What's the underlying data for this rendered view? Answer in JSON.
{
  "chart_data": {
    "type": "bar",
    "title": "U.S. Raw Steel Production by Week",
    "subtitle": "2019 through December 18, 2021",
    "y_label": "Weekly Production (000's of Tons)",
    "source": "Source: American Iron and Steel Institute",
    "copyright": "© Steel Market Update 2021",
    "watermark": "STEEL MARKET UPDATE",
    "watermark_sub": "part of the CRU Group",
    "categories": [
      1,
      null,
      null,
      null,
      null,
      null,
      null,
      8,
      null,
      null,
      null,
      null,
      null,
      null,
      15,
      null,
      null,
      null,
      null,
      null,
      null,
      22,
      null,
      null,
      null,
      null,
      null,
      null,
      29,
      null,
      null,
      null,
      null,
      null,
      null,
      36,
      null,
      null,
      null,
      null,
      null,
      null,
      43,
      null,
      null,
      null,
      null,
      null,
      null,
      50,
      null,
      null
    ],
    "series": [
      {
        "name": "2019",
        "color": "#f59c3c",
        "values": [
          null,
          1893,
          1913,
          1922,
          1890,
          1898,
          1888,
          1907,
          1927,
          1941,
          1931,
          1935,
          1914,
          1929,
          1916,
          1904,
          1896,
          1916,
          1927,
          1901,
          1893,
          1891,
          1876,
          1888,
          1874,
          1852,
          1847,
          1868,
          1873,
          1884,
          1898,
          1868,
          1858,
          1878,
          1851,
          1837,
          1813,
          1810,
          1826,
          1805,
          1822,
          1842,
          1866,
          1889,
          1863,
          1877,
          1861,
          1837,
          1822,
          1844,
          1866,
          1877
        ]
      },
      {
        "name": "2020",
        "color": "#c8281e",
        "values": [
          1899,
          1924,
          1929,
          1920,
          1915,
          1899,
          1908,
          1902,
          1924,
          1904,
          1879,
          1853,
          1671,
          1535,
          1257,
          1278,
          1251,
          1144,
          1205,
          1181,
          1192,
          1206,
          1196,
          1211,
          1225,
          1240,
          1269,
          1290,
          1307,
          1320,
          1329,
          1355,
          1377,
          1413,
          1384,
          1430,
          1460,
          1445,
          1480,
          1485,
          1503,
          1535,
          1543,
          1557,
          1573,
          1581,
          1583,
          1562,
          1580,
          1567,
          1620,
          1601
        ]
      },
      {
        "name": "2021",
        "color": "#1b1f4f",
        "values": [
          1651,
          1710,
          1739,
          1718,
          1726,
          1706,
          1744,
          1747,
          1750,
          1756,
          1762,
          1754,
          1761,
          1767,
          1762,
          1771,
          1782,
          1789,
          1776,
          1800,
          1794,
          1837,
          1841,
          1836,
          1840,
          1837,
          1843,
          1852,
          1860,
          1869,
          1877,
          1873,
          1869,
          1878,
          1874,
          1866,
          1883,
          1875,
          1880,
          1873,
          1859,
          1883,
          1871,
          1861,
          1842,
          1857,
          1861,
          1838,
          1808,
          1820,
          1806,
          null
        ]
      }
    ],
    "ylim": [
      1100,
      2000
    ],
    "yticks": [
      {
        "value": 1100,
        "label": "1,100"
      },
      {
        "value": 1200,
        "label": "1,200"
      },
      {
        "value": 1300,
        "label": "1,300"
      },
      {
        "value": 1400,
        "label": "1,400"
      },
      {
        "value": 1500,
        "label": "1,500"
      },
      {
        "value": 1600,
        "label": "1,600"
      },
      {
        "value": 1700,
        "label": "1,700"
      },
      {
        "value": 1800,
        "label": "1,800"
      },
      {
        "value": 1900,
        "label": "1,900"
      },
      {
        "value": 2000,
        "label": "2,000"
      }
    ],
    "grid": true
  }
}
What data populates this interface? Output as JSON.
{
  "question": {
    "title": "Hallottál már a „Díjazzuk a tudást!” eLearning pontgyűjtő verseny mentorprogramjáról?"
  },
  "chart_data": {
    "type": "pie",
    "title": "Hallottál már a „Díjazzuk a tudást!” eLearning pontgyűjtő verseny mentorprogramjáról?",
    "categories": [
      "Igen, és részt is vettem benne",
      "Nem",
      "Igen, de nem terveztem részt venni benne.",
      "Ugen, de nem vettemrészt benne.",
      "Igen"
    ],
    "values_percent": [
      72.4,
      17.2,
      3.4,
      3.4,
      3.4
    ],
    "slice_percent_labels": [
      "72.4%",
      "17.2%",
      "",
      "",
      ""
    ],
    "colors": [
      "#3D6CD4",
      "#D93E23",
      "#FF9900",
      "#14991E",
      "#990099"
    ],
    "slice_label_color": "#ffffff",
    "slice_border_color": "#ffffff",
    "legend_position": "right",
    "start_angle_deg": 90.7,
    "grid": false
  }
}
********
• _Written request_
The required output is the span of lines from the one containing "What data populates" to the last line, reproduced character for character.

• _Answer for this exercise_
What data populates this interface? Output as JSON.
{
  "question": {
    "title": "Hallottál már a „Díjazzuk a tudást!” eLearning pontgyűjtő verseny mentorprogramjáról?"
  },
  "chart_data": {
    "type": "pie",
    "title": "Hallottál már a „Díjazzuk a tudást!” eLearning pontgyűjtő verseny mentorprogramjáról?",
    "categories": [
      "Igen, és részt is vettem benne",
      "Nem",
      "Igen, de nem terveztem részt venni benne.",
      "Ugen, de nem vettemrészt benne.",
      "Igen"
    ],
    "values_percent": [
      72.4,
      17.2,
      3.4,
      3.4,
      3.4
    ],
    "slice_percent_labels": [
      "72.4%",
      "17.2%",
      "",
      "",
      ""
    ],
    "colors": [
      "#3D6CD4",
      "#D93E23",
      "#FF9900",
      "#14991E",
      "#990099"
    ],
    "slice_label_color": "#ffffff",
    "slice_border_color": "#ffffff",
    "legend_position": "right",
    "start_angle_deg": 90.7,
    "grid": false
  }
}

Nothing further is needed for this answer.